◆ **Task requirements**: Each record needs to be echoed exactly; can you do that?

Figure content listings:
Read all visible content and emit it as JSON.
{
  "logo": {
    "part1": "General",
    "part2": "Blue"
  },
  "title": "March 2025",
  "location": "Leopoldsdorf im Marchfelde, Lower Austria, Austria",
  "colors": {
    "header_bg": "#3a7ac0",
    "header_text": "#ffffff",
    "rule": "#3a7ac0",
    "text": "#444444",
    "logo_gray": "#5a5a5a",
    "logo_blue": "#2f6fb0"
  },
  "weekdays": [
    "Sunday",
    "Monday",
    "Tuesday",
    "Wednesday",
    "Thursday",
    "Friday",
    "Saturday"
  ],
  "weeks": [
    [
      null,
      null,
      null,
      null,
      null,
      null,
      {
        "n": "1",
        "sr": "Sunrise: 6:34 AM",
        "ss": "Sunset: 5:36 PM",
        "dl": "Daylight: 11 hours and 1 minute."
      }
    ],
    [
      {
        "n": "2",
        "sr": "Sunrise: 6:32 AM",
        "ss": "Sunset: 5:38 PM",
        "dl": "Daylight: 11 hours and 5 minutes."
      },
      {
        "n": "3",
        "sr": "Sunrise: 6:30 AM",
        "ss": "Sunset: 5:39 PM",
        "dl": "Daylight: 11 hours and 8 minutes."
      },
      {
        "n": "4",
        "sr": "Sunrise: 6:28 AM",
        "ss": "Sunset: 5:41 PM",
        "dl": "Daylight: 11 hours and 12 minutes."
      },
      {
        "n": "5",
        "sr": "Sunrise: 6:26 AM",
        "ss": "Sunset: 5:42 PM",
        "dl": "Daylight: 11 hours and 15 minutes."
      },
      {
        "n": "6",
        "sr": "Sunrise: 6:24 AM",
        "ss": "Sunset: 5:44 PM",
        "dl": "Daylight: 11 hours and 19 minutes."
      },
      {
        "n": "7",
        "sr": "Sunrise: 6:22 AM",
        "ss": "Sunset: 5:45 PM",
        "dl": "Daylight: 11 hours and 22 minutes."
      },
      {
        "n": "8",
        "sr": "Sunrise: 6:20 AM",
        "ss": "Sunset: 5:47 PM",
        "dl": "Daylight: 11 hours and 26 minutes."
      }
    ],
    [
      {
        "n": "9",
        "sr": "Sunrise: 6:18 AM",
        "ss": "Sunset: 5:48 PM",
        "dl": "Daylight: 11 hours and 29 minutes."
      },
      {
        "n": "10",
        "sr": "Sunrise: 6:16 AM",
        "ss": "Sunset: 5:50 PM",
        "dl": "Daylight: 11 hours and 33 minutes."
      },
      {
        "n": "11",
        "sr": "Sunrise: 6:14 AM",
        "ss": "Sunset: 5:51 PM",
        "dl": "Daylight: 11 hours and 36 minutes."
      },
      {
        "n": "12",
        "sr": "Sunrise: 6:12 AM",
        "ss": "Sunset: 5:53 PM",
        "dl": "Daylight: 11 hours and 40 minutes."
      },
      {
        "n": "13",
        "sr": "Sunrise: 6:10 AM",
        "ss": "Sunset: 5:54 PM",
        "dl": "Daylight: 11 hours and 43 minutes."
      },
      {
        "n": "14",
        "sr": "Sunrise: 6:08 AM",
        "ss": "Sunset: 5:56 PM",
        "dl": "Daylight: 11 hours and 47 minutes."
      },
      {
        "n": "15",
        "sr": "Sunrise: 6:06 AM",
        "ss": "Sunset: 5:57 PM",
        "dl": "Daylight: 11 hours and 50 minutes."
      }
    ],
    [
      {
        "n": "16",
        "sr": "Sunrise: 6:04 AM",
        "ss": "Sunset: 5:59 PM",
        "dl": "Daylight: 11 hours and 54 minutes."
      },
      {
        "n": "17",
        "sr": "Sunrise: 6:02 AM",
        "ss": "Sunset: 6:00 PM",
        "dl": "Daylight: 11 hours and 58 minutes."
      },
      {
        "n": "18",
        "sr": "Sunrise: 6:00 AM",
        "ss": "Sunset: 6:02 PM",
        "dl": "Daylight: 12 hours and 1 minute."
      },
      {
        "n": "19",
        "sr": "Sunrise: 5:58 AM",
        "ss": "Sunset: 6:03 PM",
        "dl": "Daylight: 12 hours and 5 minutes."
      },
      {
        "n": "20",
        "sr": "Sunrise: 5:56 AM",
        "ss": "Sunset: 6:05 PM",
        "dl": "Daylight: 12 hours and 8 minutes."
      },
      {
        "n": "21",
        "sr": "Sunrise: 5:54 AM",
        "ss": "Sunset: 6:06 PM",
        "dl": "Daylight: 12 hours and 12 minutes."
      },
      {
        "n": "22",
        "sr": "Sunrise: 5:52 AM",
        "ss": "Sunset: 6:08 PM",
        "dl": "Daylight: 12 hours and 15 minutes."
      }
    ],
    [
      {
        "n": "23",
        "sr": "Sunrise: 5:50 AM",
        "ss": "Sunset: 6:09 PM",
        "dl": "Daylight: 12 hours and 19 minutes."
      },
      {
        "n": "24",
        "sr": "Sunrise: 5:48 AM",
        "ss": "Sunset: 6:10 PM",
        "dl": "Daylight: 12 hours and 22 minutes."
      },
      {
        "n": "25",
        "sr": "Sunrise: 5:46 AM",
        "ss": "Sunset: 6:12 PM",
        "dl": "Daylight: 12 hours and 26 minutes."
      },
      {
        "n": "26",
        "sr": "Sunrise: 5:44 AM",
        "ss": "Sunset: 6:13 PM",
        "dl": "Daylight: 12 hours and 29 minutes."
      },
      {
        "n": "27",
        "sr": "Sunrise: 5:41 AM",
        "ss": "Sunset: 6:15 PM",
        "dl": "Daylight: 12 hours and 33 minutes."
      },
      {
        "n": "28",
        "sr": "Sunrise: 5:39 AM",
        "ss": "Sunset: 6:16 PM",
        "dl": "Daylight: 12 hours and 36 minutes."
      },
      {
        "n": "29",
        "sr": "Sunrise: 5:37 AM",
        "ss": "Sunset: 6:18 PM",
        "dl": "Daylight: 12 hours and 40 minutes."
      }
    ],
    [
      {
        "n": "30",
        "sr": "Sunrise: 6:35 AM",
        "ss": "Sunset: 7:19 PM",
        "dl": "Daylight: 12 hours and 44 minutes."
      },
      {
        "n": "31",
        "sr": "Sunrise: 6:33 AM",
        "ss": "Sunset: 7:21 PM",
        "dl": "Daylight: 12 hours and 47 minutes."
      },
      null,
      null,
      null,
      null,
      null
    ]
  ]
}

◆ **Result of this exercise**:
Read all visible content and emit it as JSON.
{
  "logo": {
    "part1": "General",
    "part2": "Blue"
  },
  "title": "March 2025",
  "location": "Leopoldsdorf im Marchfelde, Lower Austria, Austria",
  "colors": {
    "header_bg": "#3a7ac0",
    "header_text": "#ffffff",
    "rule": "#3a7ac0",
    "text": "#444444",
    "logo_gray": "#5a5a5a",
    "logo_blue": "#2f6fb0"
  },
  "weekdays": [
    "Sunday",
    "Monday",
    "Tuesday",
    "Wednesday",
    "Thursday",
    "Friday",
    "Saturday"
  ],
  "weeks": [
    [
      null,
      null,
      null,
      null,
      null,
      null,
      {
        "n": "1",
        "sr": "Sunrise: 6:34 AM",
        "ss": "Sunset: 5:36 PM",
        "dl": "Daylight: 11 hours and 1 minute."
      }
    ],
    [
      {
        "n": "2",
        "sr": "Sunrise: 6:32 AM",
        "ss": "Sunset: 5:38 PM",
        "dl": "Daylight: 11 hours and 5 minutes."
      },
      {
        "n": "3",
        "sr": "Sunrise: 6:30 AM",
        "ss": "Sunset: 5:39 PM",
        "dl": "Daylight: 11 hours and 8 minutes."
      },
      {
        "n": "4",
        "sr": "Sunrise: 6:28 AM",
        "ss": "Sunset: 5:41 PM",
        "dl": "Daylight: 11 hours and 12 minutes."
      },
      {
        "n": "5",
        "sr": "Sunrise: 6:26 AM",
        "ss": "Sunset: 5:42 PM",
        "dl": "Daylight: 11 hours and 15 minutes."
      },
      {
        "n": "6",
        "sr": "Sunrise: 6:24 AM",
        "ss": "Sunset: 5:44 PM",
        "dl": "Daylight: 11 hours and 19 minutes."
      },
      {
        "n": "7",
        "sr": "Sunrise: 6:22 AM",
        "ss": "Sunset: 5:45 PM",
        "dl": "Daylight: 11 hours and 22 minutes."
      },
      {
        "n": "8",
        "sr": "Sunrise: 6:20 AM",
        "ss": "Sunset: 5:47 PM",
        "dl": "Daylight: 11 hours and 26 minutes."
      }
    ],
    [
      {
        "n": "9",
        "sr": "Sunrise: 6:18 AM",
        "ss": "Sunset: 5:48 PM",
        "dl": "Daylight: 11 hours and 29 minutes."
      },
      {
        "n": "10",
        "sr": "Sunrise: 6:16 AM",
        "ss": "Sunset: 5:50 PM",
        "dl": "Daylight: 11 hours and 33 minutes."
      },
      {
        "n": "11",
        "sr": "Sunrise: 6:14 AM",
        "ss": "Sunset: 5:51 PM",
        "dl": "Daylight: 11 hours and 36 minutes."
      },
      {
        "n": "12",
        "sr": "Sunrise: 6:12 AM",
        "ss": "Sunset: 5:53 PM",
        "dl": "Daylight: 11 hours and 40 minutes."
      },
      {
        "n": "13",
        "sr": "Sunrise: 6:10 AM",
        "ss": "Sunset: 5:54 PM",
        "dl": "Daylight: 11 hours and 43 minutes."
      },
      {
        "n": "14",
        "sr": "Sunrise: 6:08 AM",
        "ss": "Sunset: 5:56 PM",
        "dl": "Daylight: 11 hours and 47 minutes."
      },
      {
        "n": "15",
        "sr": "Sunrise: 6:06 AM",
        "ss": "Sunset: 5:57 PM",
        "dl": "Daylight: 11 hours and 50 minutes."
      }
    ],
    [
      {
        "n": "16",
        "sr": "Sunrise: 6:04 AM",
        "ss": "Sunset: 5:59 PM",
        "dl": "Daylight: 11 hours and 54 minutes."
      },
      {
        "n": "17",
        "sr": "Sunrise: 6:02 AM",
        "ss": "Sunset: 6:00 PM",
        "dl": "Daylight: 11 hours and 58 minutes."
      },
      {
        "n": "18",
        "sr": "Sunrise: 6:00 AM",
        "ss": "Sunset: 6:02 PM",
        "dl": "Daylight: 12 hours and 1 minute."
      },
      {
        "n": "19",
        "sr": "Sunrise: 5:58 AM",
        "ss": "Sunset: 6:03 PM",
        "dl": "Daylight: 12 hours and 5 minutes."
      },
      {
        "n": "20",
        "sr": "Sunrise: 5:56 AM",
        "ss": "Sunset: 6:05 PM",
        "dl": "Daylight: 12 hours and 8 minutes."
      },
      {
        "n": "21",
        "sr": "Sunrise: 5:54 AM",
        "ss": "Sunset: 6:06 PM",
        "dl": "Daylight: 12 hours and 12 minutes."
      },
      {
        "n": "22",
        "sr": "Sunrise: 5:52 AM",
        "ss": "Sunset: 6:08 PM",
        "dl": "Daylight: 12 hours and 15 minutes."
      }
    ],
    [
      {
        "n": "23",
        "sr": "Sunrise: 5:50 AM",
        "ss": "Sunset: 6:09 PM",
        "dl": "Daylight: 12 hours and 19 minutes."
      },
      {
        "n": "24",
        "sr": "Sunrise: 5:48 AM",
        "ss": "Sunset: 6:10 PM",
        "dl": "Daylight: 12 hours and 22 minutes."
      },
      {
        "n": "25",
        "sr": "Sunrise: 5:46 AM",
        "ss": "Sunset: 6:12 PM",
        "dl": "Daylight: 12 hours and 26 minutes."
      },
      {
        "n": "26",
        "sr": "Sunrise: 5:44 AM",
        "ss": "Sunset: 6:13 PM",
        "dl": "Daylight: 12 hours and 29 minutes."
      },
      {
        "n": "27",
        "sr": "Sunrise: 5:41 AM",
        "ss": "Sunset: 6:15 PM",
        "dl": "Daylight: 12 hours and 33 minutes."
      },
      {
        "n": "28",
        "sr": "Sunrise: 5:39 AM",
        "ss": "Sunset: 6:16 PM",
        "dl": "Daylight: 12 hours and 36 minutes."
      },
      {
        "n": "29",
        "sr": "Sunrise: 5:37 AM",
        "ss": "Sunset: 6:18 PM",
        "dl": "Daylight: 12 hours and 40 minutes."
      }
    ],
    [
      {
        "n": "30",
        "sr": "Sunrise: 6:35 AM",
        "ss": "Sunset: 7:19 PM",
        "dl": "Daylight: 12 hours and 44 minutes."
      },
      {
        "n": "31",
        "sr": "Sunrise: 6:33 AM",
        "ss": "Sunset: 7:21 PM",
        "dl": "Daylight: 12 hours and 47 minutes."
      },
      null,
      null,
      null,
      null,
      null
    ]
  ]
}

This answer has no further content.